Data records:
--

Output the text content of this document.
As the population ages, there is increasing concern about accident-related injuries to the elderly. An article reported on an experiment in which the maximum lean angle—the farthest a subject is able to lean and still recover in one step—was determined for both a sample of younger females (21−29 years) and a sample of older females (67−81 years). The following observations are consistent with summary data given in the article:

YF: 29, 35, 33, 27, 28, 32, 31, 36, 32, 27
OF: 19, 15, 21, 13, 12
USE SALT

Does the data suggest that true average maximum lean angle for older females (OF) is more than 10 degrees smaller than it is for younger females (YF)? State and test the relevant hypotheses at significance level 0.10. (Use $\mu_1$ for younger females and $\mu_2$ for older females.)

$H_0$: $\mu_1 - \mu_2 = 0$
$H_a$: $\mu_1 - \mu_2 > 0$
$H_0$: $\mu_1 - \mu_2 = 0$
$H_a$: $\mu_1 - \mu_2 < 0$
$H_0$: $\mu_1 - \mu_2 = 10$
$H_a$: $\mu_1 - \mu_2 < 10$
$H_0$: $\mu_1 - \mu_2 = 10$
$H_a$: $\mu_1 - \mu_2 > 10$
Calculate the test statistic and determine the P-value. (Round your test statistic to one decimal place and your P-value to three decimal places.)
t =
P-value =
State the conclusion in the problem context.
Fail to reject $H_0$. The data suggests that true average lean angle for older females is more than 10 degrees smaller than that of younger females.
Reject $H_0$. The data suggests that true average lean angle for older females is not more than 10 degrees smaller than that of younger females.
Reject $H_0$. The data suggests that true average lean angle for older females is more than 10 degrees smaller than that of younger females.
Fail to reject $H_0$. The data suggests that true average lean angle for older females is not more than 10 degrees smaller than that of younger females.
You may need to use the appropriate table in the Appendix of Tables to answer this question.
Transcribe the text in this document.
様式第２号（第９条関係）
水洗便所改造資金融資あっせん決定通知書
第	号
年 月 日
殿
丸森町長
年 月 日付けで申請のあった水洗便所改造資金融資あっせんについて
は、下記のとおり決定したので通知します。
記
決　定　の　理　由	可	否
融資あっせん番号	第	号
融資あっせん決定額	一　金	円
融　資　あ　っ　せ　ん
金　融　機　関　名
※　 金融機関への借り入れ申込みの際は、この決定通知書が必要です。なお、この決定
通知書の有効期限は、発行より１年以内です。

--

■ **SHORT PROBLEM**: Print every record exactly as it was given.

■ **EXERCISE ANSWER**:
Output the text content of this document.
As the population ages, there is increasing concern about accident-related injuries to the elderly. An article reported on an experiment in which the maximum lean angle—the farthest a subject is able to lean and still recover in one step—was determined for both a sample of younger females (21−29 years) and a sample of older females (67−81 years). The following observations are consistent with summary data given in the article:

YF: 29, 35, 33, 27, 28, 32, 31, 36, 32, 27
OF: 19, 15, 21, 13, 12
USE SALT

Does the data suggest that true average maximum lean angle for older females (OF) is more than 10 degrees smaller than it is for younger females (YF)? State and test the relevant hypotheses at significance level 0.10. (Use $\mu_1$ for younger females and $\mu_2$ for older females.)

$H_0$: $\mu_1 - \mu_2 = 0$
$H_a$: $\mu_1 - \mu_2 > 0$
$H_0$: $\mu_1 - \mu_2 = 0$
$H_a$: $\mu_1 - \mu_2 < 0$
$H_0$: $\mu_1 - \mu_2 = 10$
$H_a$: $\mu_1 - \mu_2 < 10$
$H_0$: $\mu_1 - \mu_2 = 10$
$H_a$: $\mu_1 - \mu_2 > 10$
Calculate the test statistic and determine the P-value. (Round your test statistic to one decimal place and your P-value to three decimal places.)
t =
P-value =
State the conclusion in the problem context.
Fail to reject $H_0$. The data suggests that true average lean angle for older females is more than 10 degrees smaller than that of younger females.
Reject $H_0$. The data suggests that true average lean angle for older females is not more than 10 degrees smaller than that of younger females.
Reject $H_0$. The data suggests that true average lean angle for older females is more than 10 degrees smaller than that of younger females.
Fail to reject $H_0$. The data suggests that true average lean angle for older females is not more than 10 degrees smaller than that of younger females.
You may need to use the appropriate table in the Appendix of Tables to answer this question.
Transcribe the text in this document.
様式第２号（第９条関係）
水洗便所改造資金融資あっせん決定通知書
第	号
年 月 日
殿
丸森町長
年 月 日付けで申請のあった水洗便所改造資金融資あっせんについて
は、下記のとおり決定したので通知します。
記
決　定　の　理　由	可	否
融資あっせん番号	第	号
融資あっせん決定額	一　金	円
融　資　あ　っ　せ　ん
金　融　機　関　名
※　 金融機関への借り入れ申込みの際は、この決定通知書が必要です。なお、この決定
通知書の有効期限は、発行より１年以内です。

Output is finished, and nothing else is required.